### Your objective
Return the number of lines that contain the word "исследования", and return nothing else.

— START OF Records to process —

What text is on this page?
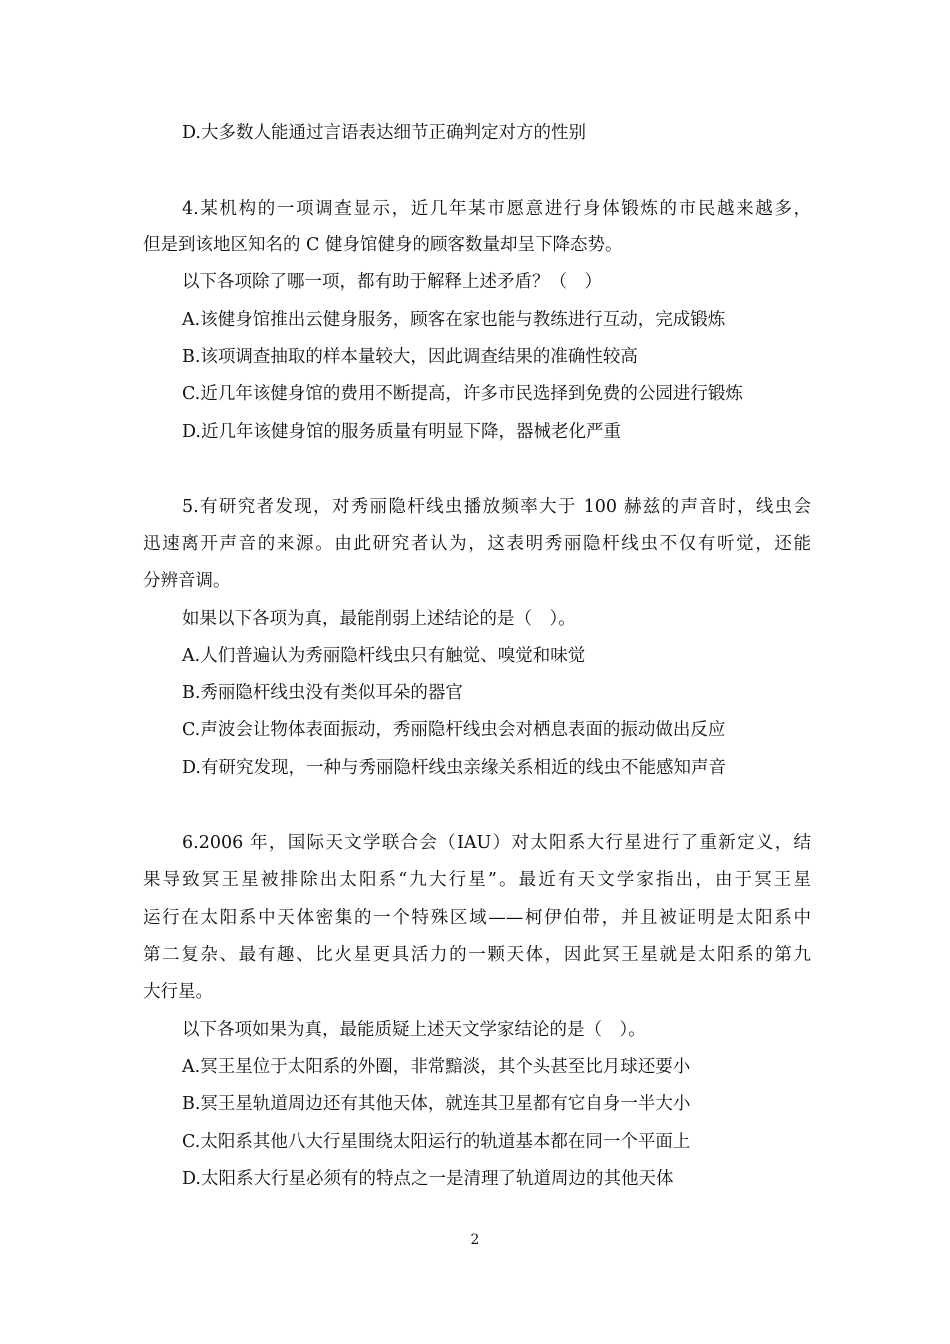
D.大多数人能通过言语表达细节正确判定对方的性别
4.某机构的一项调查显示，近几年某市愿意进行身体锻炼的市民越来越多，
但是到该地区知名的 C 健身馆健身的顾客数量却呈下降态势。
以下各项除了哪一项，都有助于解释上述矛盾？（　）
A.该健身馆推出云健身服务，顾客在家也能与教练进行互动，完成锻炼
B.该项调查抽取的样本量较大，因此调查结果的准确性较高
C.近几年该健身馆的费用不断提高，许多市民选择到免费的公园进行锻炼
D.近几年该健身馆的服务质量有明显下降，器械老化严重
5.有研究者发现，对秀丽隐杆线虫播放频率大于 100 赫兹的声音时，线虫会
迅速离开声音的来源。由此研究者认为，这表明秀丽隐杆线虫不仅有听觉，还能
分辨音调。
如果以下各项为真，最能削弱上述结论的是（　）。
A.人们普遍认为秀丽隐杆线虫只有触觉、嗅觉和味觉
B.秀丽隐杆线虫没有类似耳朵的器官
C.声波会让物体表面振动，秀丽隐杆线虫会对栖息表面的振动做出反应
D.有研究发现，一种与秀丽隐杆线虫亲缘关系相近的线虫不能感知声音
6.2006 年，国际天文学联合会（IAU）对太阳系大行星进行了重新定义，结
果导致冥王星被排除出太阳系“九大行星”。最近有天文学家指出，由于冥王星
运行在太阳系中天体密集的一个特殊区域——柯伊伯带，并且被证明是太阳系中
第二复杂、最有趣、比火星更具活力的一颗天体，因此冥王星就是太阳系的第九
大行星。
以下各项如果为真，最能质疑上述天文学家结论的是（　）。
A.冥王星位于太阳系的外圈，非常黯淡，其个头甚至比月球还要小
B.冥王星轨道周边还有其他天体，就连其卫星都有它自身一半大小
C.太阳系其他八大行星围绕太阳运行的轨道基本都在同一个平面上
D.太阳系大行星必须有的特点之一是清理了轨道周边的其他天体
2
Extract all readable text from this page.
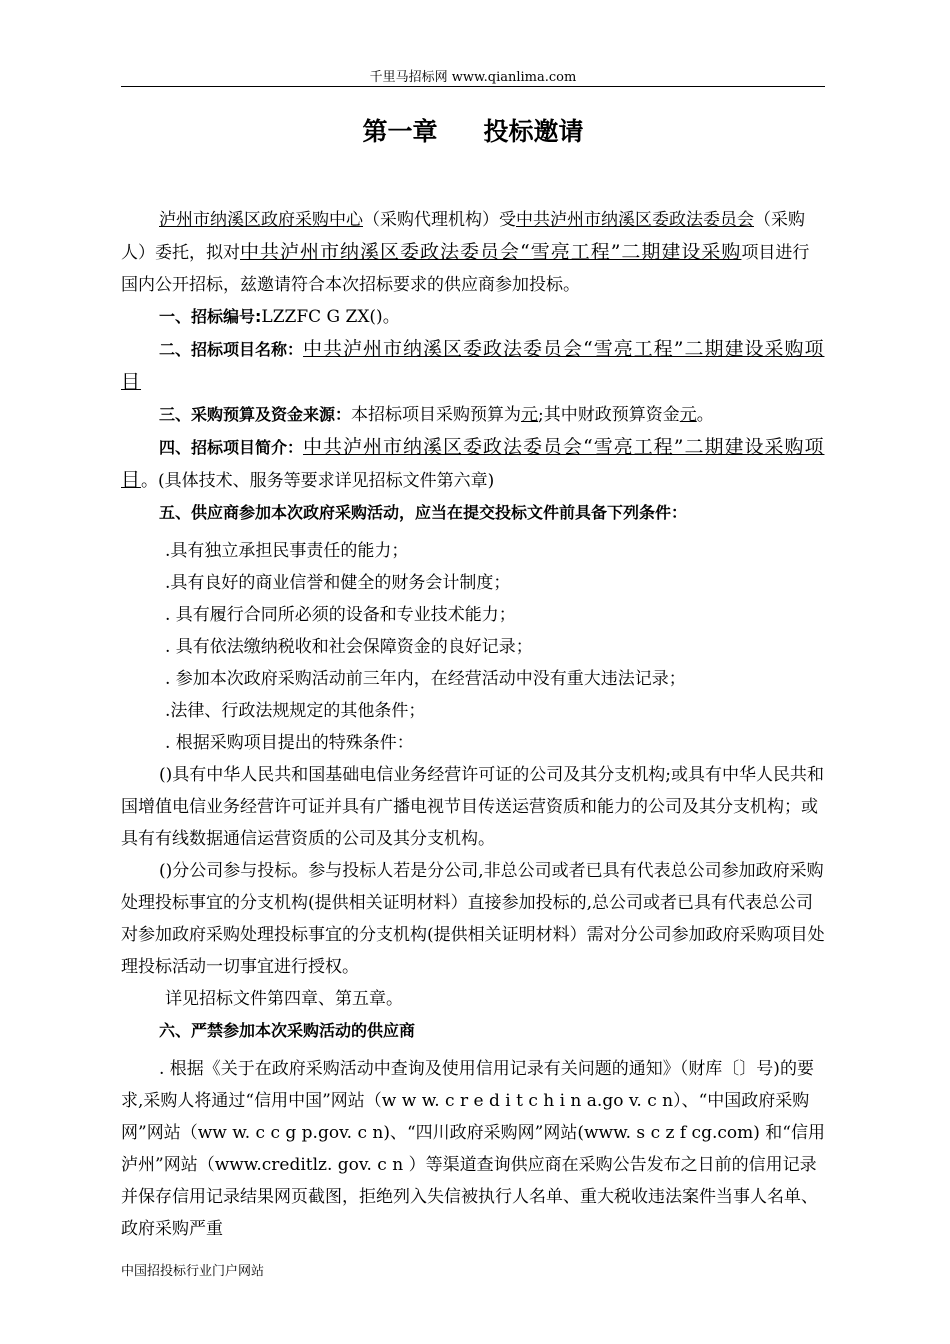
千里马招标网 www.qianlima.com
第一章 投标邀请

泸州市纳溪区政府采购中心（采购代理机构）受中共泸州市纳溪区委政法委员会（采购人）委托，拟对中共泸州市纳溪区委政法委员会“雪亮工程”二期建设采购项目进行国内公开招标，兹邀请符合本次招标要求的供应商参加投标。

一、招标编号:LZZFC G ZX()。

二、招标项目名称：中共泸州市纳溪区委政法委员会“雪亮工程”二期建设采购项目

三、采购预算及资金来源：本招标项目采购预算为元;其中财政预算资金元。

四、招标项目简介：中共泸州市纳溪区委政法委员会“雪亮工程”二期建设采购项目。(具体技术、服务等要求详见招标文件第六章)

五、供应商参加本次政府采购活动，应当在提交投标文件前具备下列条件：

.具有独立承担民事责任的能力；

.具有良好的商业信誉和健全的财务会计制度；

. 具有履行合同所必须的设备和专业技术能力；

. 具有依法缴纳税收和社会保障资金的良好记录；

. 参加本次政府采购活动前三年内，在经营活动中没有重大违法记录；

.法律、行政法规规定的其他条件；

. 根据采购项目提出的特殊条件：

()具有中华人民共和国基础电信业务经营许可证的公司及其分支机构;或具有中华人民共和国增值电信业务经营许可证并具有广播电视节目传送运营资质和能力的公司及其分支机构；或具有有线数据通信运营资质的公司及其分支机构。

()分公司参与投标。参与投标人若是分公司,非总公司或者已具有代表总公司参加政府采购处理投标事宜的分支机构(提供相关证明材料）直接参加投标的,总公司或者已具有代表总公司对参加政府采购处理投标事宜的分支机构(提供相关证明材料）需对分公司参加政府采购项目处理投标活动一切事宜进行授权。

详见招标文件第四章、第五章。

六、严禁参加本次采购活动的供应商

. 根据《关于在政府采购活动中查询及使用信用记录有关问题的通知》（财库〔〕号)的要求,采购人将通过“信用中国”网站（w w w. c r e d i t c h i n a.go v. c n）、“中国政府采购网”网站（ww w. c c g p.gov. c n)、“四川政府采购网”网站(www. s c z f cg.com) 和“信用泸州”网站（www.creditlz. gov. c n ）等渠道查询供应商在采购公告发布之日前的信用记录并保存信用记录结果网页截图，拒绝列入失信被执行人名单、重大税收违法案件当事人名单、政府采购严重

中国招投标行业门户网站
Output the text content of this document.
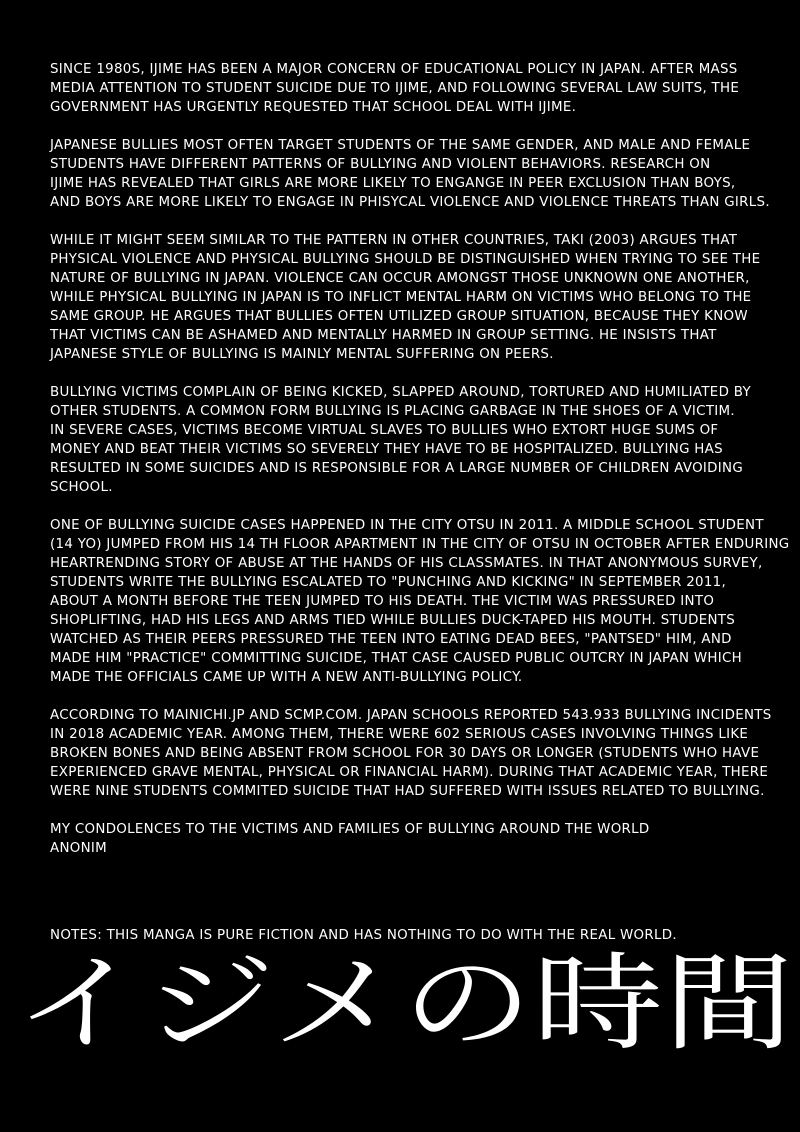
SINCE 1980S, IJIME HAS BEEN A MAJOR CONCERN OF EDUCATIONAL POLICY IN JAPAN. AFTER MASS
MEDIA ATTENTION TO STUDENT SUICIDE DUE TO IJIME, AND FOLLOWING SEVERAL LAW SUITS, THE
GOVERNMENT HAS URGENTLY REQUESTED THAT SCHOOL DEAL WITH IJIME.

JAPANESE BULLIES MOST OFTEN TARGET STUDENTS OF THE SAME GENDER, AND MALE AND FEMALE
STUDENTS HAVE DIFFERENT PATTERNS OF BULLYING AND VIOLENT BEHAVIORS. RESEARCH ON
IJIME HAS REVEALED THAT GIRLS ARE MORE LIKELY TO ENGANGE IN PEER EXCLUSION THAN BOYS,
AND BOYS ARE MORE LIKELY TO ENGAGE IN PHISYCAL VIOLENCE AND VIOLENCE THREATS THAN GIRLS.

WHILE IT MIGHT SEEM SIMILAR TO THE PATTERN IN OTHER COUNTRIES, TAKI (2003) ARGUES THAT
PHYSICAL VIOLENCE AND PHYSICAL BULLYING SHOULD BE DISTINGUISHED WHEN TRYING TO SEE THE
NATURE OF BULLYING IN JAPAN. VIOLENCE CAN OCCUR AMONGST THOSE UNKNOWN ONE ANOTHER,
WHILE PHYSICAL BULLYING IN JAPAN IS TO INFLICT MENTAL HARM ON VICTIMS WHO BELONG TO THE
SAME GROUP. HE ARGUES THAT BULLIES OFTEN UTILIZED GROUP SITUATION, BECAUSE THEY KNOW
THAT VICTIMS CAN BE ASHAMED AND MENTALLY HARMED IN GROUP SETTING. HE INSISTS THAT
JAPANESE STYLE OF BULLYING IS MAINLY MENTAL SUFFERING ON PEERS.

BULLYING VICTIMS COMPLAIN OF BEING KICKED, SLAPPED AROUND, TORTURED AND HUMILIATED BY
OTHER STUDENTS. A COMMON FORM BULLYING IS PLACING GARBAGE IN THE SHOES OF A VICTIM.
IN SEVERE CASES, VICTIMS BECOME VIRTUAL SLAVES TO BULLIES WHO EXTORT HUGE SUMS OF
MONEY AND BEAT THEIR VICTIMS SO SEVERELY THEY HAVE TO BE HOSPITALIZED. BULLYING HAS
RESULTED IN SOME SUICIDES AND IS RESPONSIBLE FOR A LARGE NUMBER OF CHILDREN AVOIDING
SCHOOL.

ONE OF BULLYING SUICIDE CASES HAPPENED IN THE CITY OTSU IN 2011. A MIDDLE SCHOOL STUDENT
(14 YO) JUMPED FROM HIS 14 TH FLOOR APARTMENT IN THE CITY OF OTSU IN OCTOBER AFTER ENDURING
HEARTRENDING STORY OF ABUSE AT THE HANDS OF HIS CLASSMATES. IN THAT ANONYMOUS SURVEY,
STUDENTS WRITE THE BULLYING ESCALATED TO "PUNCHING AND KICKING" IN SEPTEMBER 2011,
ABOUT A MONTH BEFORE THE TEEN JUMPED TO HIS DEATH. THE VICTIM WAS PRESSURED INTO
SHOPLIFTING, HAD HIS LEGS AND ARMS TIED WHILE BULLIES DUCK-TAPED HIS MOUTH. STUDENTS
WATCHED AS THEIR PEERS PRESSURED THE TEEN INTO EATING DEAD BEES, "PANTSED" HIM, AND
MADE HIM "PRACTICE" COMMITTING SUICIDE, THAT CASE CAUSED PUBLIC OUTCRY IN JAPAN WHICH
MADE THE OFFICIALS CAME UP WITH A NEW ANTI-BULLYING POLICY.

ACCORDING TO MAINICHI.JP AND SCMP.COM. JAPAN SCHOOLS REPORTED 543.933 BULLYING INCIDENTS
IN 2018 ACADEMIC YEAR. AMONG THEM, THERE WERE 602 SERIOUS CASES INVOLVING THINGS LIKE
BROKEN BONES AND BEING ABSENT FROM SCHOOL FOR 30 DAYS OR LONGER (STUDENTS WHO HAVE
EXPERIENCED GRAVE MENTAL, PHYSICAL OR FINANCIAL HARM). DURING THAT ACADEMIC YEAR, THERE
WERE NINE STUDENTS COMMITED SUICIDE THAT HAD SUFFERED WITH ISSUES RELATED TO BULLYING.

MY CONDOLENCES TO THE VICTIMS AND FAMILIES OF BULLYING AROUND THE WORLD
ANONIM

NOTES: THIS MANGA IS PURE FICTION AND HAS NOTHING TO DO WITH THE REAL WORLD.
イジメの時間
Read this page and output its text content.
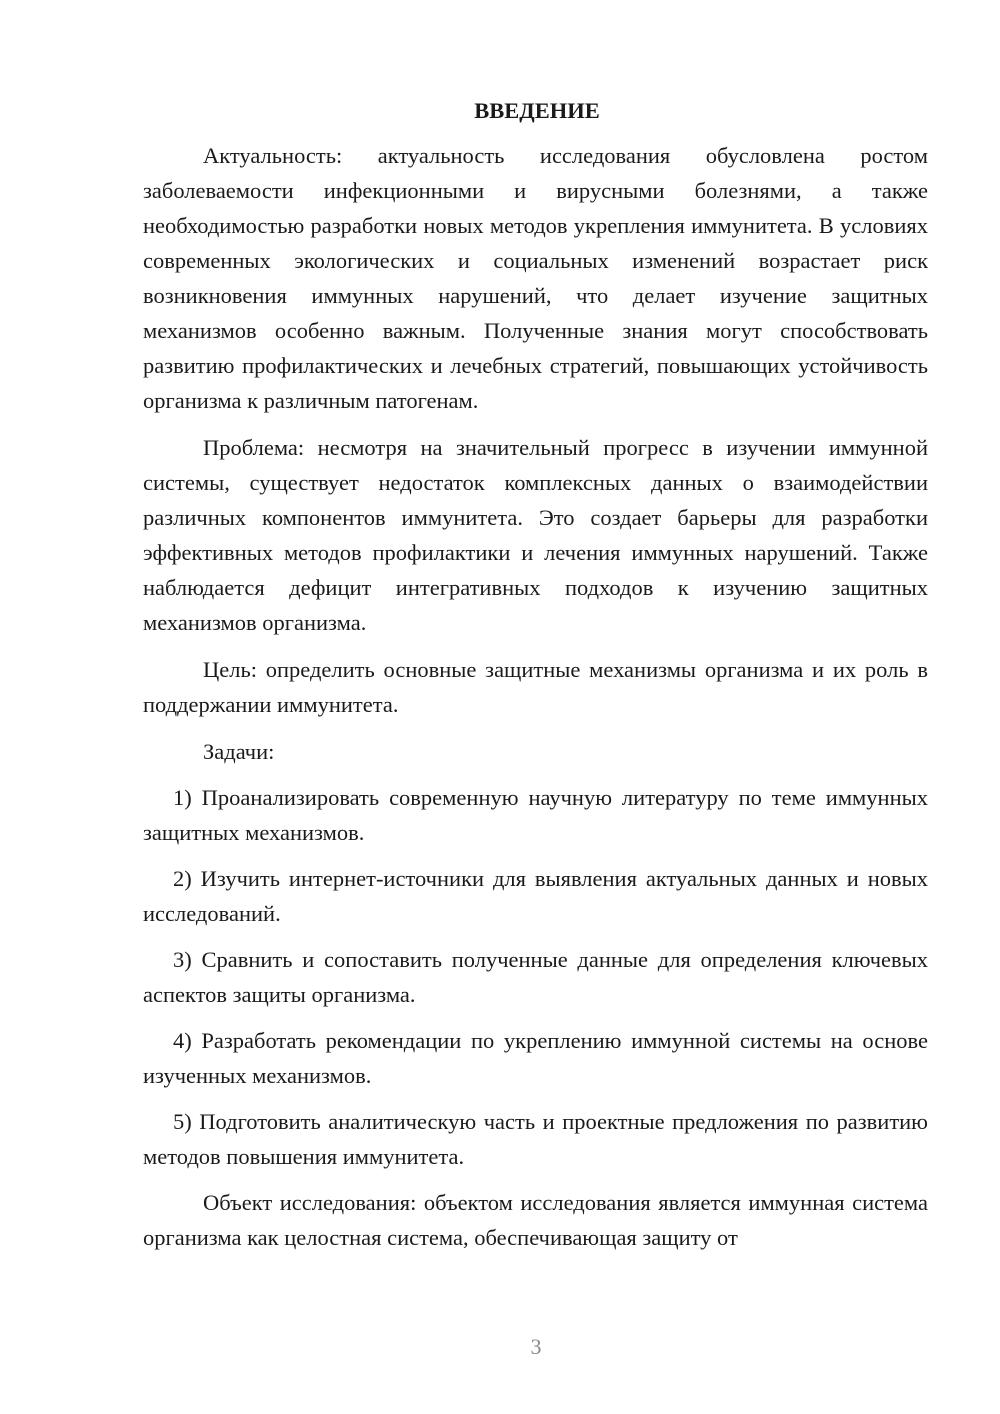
ВВЕДЕНИЕ

Актуальность: актуальность исследования обусловлена ростом заболеваемости инфекционными и вирусными болезнями, а также необходимостью разработки новых методов укрепления иммунитета. В условиях современных экологических и социальных изменений возрастает риск возникновения иммунных нарушений, что делает изучение защитных механизмов особенно важным. Полученные знания могут способствовать развитию профилактических и лечебных стратегий, повышающих устойчивость организма к различным патогенам.

Проблема: несмотря на значительный прогресс в изучении иммунной системы, существует недостаток комплексных данных о взаимодействии различных компонентов иммунитета. Это создает барьеры для разработки эффективных методов профилактики и лечения иммунных нарушений. Также наблюдается дефицит интегративных подходов к изучению защитных механизмов организма.

Цель: определить основные защитные механизмы организма и их роль в поддержании иммунитета.

Задачи:

1) Проанализировать современную научную литературу по теме иммунных защитных механизмов.

2) Изучить интернет-источники для выявления актуальных данных и новых исследований.

3) Сравнить и сопоставить полученные данные для определения ключевых аспектов защиты организма.

4) Разработать рекомендации по укреплению иммунной системы на основе изученных механизмов.

5) Подготовить аналитическую часть и проектные предложения по развитию методов повышения иммунитета.

Объект исследования: объектом исследования является иммунная система организма как целостная система, обеспечивающая защиту от

3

— END OF Records to process —

### Solution
2